§ PROBLEM TO SOLVE: Provide only the number of lines in the data below that contain the word "Output".

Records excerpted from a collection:
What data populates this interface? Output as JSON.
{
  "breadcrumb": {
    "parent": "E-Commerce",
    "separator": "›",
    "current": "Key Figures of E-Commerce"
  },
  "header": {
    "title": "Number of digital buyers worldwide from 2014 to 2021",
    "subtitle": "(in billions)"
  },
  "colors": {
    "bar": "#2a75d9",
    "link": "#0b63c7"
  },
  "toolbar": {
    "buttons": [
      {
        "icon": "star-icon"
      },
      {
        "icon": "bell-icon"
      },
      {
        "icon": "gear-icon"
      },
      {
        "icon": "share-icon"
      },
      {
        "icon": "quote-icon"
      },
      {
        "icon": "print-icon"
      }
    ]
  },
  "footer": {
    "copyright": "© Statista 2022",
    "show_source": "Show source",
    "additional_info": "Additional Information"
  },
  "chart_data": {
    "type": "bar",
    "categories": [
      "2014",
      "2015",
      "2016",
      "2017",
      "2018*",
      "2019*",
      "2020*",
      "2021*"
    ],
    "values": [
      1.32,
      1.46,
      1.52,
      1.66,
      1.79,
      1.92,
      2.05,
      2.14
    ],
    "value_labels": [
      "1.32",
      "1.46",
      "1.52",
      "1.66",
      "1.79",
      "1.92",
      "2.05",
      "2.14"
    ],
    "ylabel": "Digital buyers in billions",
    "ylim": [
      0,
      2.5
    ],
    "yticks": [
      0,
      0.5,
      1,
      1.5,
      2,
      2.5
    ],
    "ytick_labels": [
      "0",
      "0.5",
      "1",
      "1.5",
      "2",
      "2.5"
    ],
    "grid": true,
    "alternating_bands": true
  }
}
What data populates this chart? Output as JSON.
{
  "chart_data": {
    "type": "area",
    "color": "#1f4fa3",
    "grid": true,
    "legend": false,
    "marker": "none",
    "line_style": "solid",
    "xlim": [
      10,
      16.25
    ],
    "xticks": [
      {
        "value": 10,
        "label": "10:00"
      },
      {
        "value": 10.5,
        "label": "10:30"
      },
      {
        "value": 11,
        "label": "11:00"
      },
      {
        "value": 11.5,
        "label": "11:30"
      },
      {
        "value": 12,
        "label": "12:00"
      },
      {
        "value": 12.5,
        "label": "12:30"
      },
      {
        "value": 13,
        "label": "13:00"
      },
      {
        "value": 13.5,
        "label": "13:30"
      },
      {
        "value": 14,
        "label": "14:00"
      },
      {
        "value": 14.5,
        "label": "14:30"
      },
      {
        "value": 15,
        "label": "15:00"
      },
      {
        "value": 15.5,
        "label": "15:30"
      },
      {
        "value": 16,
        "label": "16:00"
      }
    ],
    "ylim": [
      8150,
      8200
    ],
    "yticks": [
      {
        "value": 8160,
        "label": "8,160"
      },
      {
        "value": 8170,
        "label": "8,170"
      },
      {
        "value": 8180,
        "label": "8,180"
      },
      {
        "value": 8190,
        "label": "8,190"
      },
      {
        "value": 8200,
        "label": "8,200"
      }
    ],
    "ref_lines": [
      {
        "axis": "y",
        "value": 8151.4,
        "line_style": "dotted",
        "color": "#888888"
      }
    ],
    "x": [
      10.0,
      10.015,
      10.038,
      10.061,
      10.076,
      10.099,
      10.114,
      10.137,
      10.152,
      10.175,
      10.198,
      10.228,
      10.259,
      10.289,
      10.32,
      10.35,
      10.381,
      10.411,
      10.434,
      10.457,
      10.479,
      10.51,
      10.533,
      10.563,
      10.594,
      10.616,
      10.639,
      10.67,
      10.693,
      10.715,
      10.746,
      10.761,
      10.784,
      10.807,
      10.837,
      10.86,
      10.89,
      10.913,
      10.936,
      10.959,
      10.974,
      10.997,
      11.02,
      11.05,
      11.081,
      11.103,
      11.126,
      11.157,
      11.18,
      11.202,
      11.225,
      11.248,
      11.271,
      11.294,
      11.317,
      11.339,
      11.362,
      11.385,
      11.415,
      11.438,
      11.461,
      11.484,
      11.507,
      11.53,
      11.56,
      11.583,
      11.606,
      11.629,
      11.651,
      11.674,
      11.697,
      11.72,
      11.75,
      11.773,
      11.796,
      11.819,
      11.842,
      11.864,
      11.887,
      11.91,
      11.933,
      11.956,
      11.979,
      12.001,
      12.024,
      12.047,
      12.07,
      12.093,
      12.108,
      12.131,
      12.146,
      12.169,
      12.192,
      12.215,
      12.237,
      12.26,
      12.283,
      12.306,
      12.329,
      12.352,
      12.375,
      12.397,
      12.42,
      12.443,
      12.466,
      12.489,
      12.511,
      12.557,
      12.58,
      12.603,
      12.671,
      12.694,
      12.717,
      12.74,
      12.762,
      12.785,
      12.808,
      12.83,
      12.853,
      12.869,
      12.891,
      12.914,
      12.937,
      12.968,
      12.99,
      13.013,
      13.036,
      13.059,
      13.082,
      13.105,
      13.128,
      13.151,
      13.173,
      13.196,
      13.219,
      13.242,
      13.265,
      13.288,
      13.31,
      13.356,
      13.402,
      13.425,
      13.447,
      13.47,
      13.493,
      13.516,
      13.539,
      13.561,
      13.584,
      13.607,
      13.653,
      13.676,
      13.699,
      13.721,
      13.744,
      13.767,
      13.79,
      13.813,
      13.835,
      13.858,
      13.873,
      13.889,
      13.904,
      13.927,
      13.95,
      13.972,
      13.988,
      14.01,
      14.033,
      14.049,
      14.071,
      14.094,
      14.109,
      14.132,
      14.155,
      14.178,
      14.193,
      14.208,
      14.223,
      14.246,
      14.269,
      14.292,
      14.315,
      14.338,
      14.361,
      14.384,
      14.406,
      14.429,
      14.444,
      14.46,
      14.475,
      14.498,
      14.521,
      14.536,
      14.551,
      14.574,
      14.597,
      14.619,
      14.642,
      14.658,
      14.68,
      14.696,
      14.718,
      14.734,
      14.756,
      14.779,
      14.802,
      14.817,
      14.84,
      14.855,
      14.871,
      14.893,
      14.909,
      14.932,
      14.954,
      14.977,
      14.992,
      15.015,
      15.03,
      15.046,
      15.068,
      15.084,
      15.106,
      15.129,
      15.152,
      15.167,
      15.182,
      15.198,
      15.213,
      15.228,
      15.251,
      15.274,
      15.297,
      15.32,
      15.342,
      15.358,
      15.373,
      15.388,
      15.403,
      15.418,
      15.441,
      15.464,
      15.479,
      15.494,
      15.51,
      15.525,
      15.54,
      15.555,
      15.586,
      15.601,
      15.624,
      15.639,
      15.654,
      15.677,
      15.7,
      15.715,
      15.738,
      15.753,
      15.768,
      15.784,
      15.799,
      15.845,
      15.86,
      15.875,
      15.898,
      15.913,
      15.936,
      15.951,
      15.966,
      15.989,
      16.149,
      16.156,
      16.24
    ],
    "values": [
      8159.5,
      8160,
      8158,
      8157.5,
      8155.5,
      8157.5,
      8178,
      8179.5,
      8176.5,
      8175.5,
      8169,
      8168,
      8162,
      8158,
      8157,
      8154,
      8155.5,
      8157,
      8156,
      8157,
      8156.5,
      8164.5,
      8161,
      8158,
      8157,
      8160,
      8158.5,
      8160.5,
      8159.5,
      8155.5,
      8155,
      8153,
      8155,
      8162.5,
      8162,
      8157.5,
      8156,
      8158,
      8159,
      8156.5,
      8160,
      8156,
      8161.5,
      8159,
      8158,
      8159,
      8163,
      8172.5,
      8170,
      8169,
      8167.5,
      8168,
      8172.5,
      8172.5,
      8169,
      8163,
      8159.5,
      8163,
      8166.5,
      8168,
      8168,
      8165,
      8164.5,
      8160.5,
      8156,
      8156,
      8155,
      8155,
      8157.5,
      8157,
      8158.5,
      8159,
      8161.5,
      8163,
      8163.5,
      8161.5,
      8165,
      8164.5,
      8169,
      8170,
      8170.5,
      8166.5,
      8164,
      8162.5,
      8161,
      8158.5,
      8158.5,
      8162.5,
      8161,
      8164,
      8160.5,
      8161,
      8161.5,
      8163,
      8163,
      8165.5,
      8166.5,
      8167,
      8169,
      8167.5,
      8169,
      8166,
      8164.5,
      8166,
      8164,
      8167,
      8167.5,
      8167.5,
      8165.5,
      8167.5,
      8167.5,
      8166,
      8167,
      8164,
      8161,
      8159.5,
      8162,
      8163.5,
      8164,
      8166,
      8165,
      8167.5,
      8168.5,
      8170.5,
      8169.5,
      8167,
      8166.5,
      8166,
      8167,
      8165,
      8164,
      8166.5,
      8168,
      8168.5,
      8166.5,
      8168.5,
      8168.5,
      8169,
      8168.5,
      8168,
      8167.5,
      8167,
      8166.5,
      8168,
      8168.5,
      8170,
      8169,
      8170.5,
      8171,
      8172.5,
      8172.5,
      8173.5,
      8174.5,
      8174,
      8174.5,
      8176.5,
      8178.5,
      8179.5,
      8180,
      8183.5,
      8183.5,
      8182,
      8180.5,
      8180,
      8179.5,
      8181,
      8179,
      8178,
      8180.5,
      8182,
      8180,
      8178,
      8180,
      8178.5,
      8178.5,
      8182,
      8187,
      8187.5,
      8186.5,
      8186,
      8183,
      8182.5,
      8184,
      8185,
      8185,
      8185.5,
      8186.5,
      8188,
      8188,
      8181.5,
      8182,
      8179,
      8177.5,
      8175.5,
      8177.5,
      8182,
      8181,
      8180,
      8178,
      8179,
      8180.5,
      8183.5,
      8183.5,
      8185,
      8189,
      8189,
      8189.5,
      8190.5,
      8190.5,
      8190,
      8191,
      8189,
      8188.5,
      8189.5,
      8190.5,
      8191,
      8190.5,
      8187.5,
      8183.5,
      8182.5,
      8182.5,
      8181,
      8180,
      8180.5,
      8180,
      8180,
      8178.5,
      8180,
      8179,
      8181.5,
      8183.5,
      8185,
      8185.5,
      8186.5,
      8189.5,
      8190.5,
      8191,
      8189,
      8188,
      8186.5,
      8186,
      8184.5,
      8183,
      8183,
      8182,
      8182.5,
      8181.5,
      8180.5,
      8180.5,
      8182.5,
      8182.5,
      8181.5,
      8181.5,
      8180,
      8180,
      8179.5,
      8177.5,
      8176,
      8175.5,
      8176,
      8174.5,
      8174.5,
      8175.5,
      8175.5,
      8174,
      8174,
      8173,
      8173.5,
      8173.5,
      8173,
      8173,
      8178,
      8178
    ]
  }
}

§ WRITTEN REPLY: 2